Start of Record set

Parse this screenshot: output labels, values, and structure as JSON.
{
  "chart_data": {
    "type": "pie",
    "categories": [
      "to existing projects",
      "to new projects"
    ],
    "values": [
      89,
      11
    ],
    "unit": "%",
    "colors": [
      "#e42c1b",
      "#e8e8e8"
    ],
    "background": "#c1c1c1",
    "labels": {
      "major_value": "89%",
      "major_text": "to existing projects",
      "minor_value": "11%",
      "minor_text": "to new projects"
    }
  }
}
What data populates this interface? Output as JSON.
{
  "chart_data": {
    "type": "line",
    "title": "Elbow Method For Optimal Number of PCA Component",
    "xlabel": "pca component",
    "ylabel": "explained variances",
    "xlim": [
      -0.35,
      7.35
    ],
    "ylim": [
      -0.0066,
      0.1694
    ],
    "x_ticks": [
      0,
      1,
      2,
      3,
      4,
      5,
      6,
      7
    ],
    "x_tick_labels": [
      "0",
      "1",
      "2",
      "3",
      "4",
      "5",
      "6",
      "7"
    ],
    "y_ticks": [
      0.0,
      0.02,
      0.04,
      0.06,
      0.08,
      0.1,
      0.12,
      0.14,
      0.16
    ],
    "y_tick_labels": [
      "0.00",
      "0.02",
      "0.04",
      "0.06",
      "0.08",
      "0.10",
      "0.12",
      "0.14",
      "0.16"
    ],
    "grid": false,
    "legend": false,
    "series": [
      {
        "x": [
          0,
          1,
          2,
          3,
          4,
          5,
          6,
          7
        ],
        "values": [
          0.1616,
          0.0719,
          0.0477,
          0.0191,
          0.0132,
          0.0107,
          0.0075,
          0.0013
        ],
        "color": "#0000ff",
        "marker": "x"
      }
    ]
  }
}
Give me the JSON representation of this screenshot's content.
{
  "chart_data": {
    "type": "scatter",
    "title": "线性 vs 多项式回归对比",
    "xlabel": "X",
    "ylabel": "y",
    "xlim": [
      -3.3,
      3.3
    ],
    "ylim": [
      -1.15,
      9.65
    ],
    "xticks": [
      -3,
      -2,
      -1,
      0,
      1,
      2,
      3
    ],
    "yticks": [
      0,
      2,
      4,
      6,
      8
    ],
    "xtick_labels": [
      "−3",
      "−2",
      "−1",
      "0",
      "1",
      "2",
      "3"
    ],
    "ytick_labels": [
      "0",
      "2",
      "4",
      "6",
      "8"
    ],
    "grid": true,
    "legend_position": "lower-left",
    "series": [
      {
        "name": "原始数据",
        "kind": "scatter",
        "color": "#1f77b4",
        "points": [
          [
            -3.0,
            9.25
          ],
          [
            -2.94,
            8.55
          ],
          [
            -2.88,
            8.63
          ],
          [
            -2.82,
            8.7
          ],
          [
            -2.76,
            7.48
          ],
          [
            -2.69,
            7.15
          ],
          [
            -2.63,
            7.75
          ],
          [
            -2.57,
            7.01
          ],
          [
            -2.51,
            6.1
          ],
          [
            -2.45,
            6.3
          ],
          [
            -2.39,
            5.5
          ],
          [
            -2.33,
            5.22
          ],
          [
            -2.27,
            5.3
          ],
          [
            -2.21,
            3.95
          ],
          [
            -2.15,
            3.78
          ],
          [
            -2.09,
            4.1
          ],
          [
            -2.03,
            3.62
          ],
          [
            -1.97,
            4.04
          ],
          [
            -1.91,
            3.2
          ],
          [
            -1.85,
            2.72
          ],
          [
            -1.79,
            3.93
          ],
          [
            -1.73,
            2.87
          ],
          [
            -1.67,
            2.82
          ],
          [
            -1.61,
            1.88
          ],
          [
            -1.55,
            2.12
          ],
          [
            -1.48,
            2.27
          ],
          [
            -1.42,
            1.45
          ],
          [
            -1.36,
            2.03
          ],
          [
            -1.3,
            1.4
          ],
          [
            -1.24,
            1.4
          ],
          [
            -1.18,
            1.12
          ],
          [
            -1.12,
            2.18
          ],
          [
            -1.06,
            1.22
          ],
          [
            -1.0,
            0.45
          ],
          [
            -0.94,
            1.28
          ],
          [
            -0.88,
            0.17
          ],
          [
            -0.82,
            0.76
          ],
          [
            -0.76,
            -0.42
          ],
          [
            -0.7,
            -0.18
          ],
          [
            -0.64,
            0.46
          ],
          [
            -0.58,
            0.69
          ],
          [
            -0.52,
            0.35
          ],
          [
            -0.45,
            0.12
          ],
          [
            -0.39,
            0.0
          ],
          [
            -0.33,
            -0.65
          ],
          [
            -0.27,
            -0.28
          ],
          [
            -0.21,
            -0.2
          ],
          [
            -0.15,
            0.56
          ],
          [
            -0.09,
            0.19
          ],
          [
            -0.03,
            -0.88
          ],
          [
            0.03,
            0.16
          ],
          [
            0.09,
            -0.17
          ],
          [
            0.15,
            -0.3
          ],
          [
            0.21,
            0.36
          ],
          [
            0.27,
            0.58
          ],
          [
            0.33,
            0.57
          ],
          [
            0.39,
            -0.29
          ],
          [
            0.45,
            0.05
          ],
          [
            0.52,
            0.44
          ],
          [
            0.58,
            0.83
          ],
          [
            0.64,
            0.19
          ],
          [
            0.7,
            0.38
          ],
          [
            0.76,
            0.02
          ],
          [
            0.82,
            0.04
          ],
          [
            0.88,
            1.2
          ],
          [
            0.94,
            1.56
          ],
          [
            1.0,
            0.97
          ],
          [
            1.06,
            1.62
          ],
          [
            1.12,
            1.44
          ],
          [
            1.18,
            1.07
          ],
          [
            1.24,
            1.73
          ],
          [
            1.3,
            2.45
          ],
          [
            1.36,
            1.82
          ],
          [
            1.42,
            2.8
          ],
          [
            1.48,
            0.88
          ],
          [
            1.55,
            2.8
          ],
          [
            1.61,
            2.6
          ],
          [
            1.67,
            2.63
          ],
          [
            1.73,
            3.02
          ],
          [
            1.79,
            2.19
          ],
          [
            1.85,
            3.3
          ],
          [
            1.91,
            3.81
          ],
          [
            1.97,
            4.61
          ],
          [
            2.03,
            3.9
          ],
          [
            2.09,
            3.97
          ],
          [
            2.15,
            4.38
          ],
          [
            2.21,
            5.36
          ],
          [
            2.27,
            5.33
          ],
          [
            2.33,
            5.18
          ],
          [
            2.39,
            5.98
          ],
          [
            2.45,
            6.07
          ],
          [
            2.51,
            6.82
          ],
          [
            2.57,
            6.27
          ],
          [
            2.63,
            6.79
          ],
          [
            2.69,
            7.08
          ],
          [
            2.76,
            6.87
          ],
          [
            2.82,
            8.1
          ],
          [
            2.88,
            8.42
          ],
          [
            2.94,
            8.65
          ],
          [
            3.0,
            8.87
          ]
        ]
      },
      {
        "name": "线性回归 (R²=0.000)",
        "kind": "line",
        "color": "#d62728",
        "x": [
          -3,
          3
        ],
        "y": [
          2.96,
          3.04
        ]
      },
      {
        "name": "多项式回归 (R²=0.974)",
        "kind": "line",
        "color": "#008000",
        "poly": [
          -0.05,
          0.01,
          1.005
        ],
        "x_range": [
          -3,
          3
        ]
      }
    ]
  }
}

End of Record set

(Task statement): Check each line of the records above for "screenshot", and copy those that have it.

(Exercise result):
Parse this screenshot: output labels, values, and structure as JSON.
Give me the JSON representation of this screenshot's content.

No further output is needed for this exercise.